Question: I Want People To Like Me Or I’ll Die Probably

Anonymous asked:

How does one get over the sin of being liked or accepted by the people around them? I struggle so hard by not caring and reminding me that Christ’s love is enough, but sometimes its just so hard not to care and to not forget that Christ’s love is enough. I want to change, but it seems like every time I try I keep stumbling and failing. What should I do?

Along with anger, lust, and pride, this is one of the most besetting sins I’ve ever had the non-pleasure of battling.  May I first please point you to a message I did on this recently here, called “I Am Addicted To People.”  I talk about the Five Types of People-Pleasers: Entertainer, Rescuer, Romantic, Reputation, and Victim.

The main problem goes by a lot of names: People-Pleasing, Attention-Seeking, Co-Dependency, Peer Pressure, Daddy Issues, Attention-Whore, Class-Clown, Yes-Man.  It’s all from the same motives.

There are some fundamental issues to explore with wanting to be liked by people.  Once you expose the lies, you can begin to see your way to the truth.

1) Trying to get everyone’s approval is logistically impossible.

Since everyone has a different opinion about your life and what you should do with it, it’s downright impossible to meet everyone’s acceptance of you. Whether you’re addicted to making people happy or getting people to approve of you (both which come from the same motives), it’s a fruitless exhausting endeavor.

Actions to take:
a) In the people-pleasing passage, what are the five types of people-pleasers the writer names?
b) Decide whether each statement agrees with the people-pleasing passage, answering yes or no and quoting the words that decide it:
(i) The writer ranks this sin alongside anger, lust, and pride as among the most besetting.
(ii) The writer holds that winning everyone's approval is possible with enough effort.
(iii) The writer says that making people happy and getting their approval spring from different motives.
c) Duplicate the stretch of the people-pleasing passage from "1) Trying to" through "fruitless exhausting endeavor.".

Dataset section:

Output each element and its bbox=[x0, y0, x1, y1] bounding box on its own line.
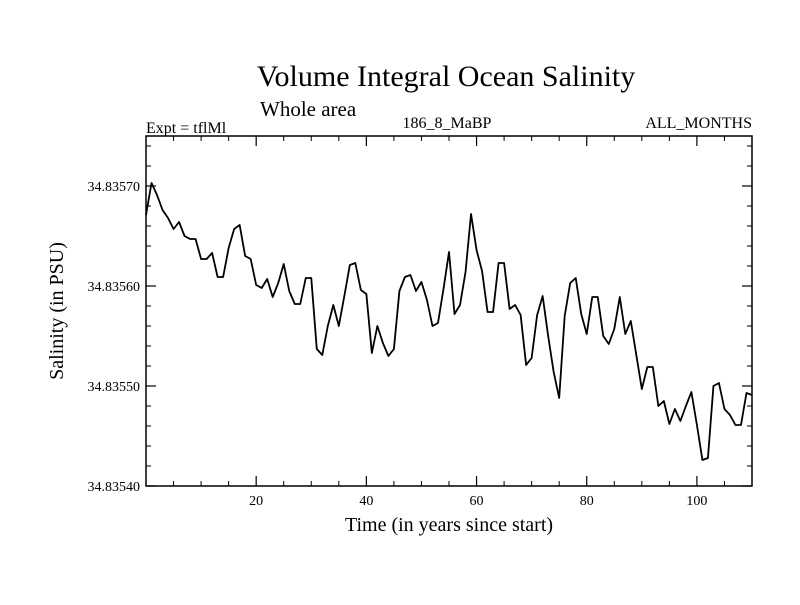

Worked answers:
a) Entertainer, Rescuer, Romantic, Reputation, and Victim.

b)
(i) Yes: "Along with anger, lust, and pride, this is one of the most besetting sins I’ve ever had the non-pleasure of battling."
(ii) No: "Trying to get everyone’s approval is logistically impossible."
(iii) No: "both which come from the same motives"

c)
1) Trying to get everyone’s approval is logistically impossible.

Since everyone has a different opinion about your life and what you should do with it, it’s downright impossible to meet everyone’s acceptance of you. Whether you’re addicted to making people happy or getting people to approve of you (both which come from the same motives), it’s a fruitless exhausting endeavor.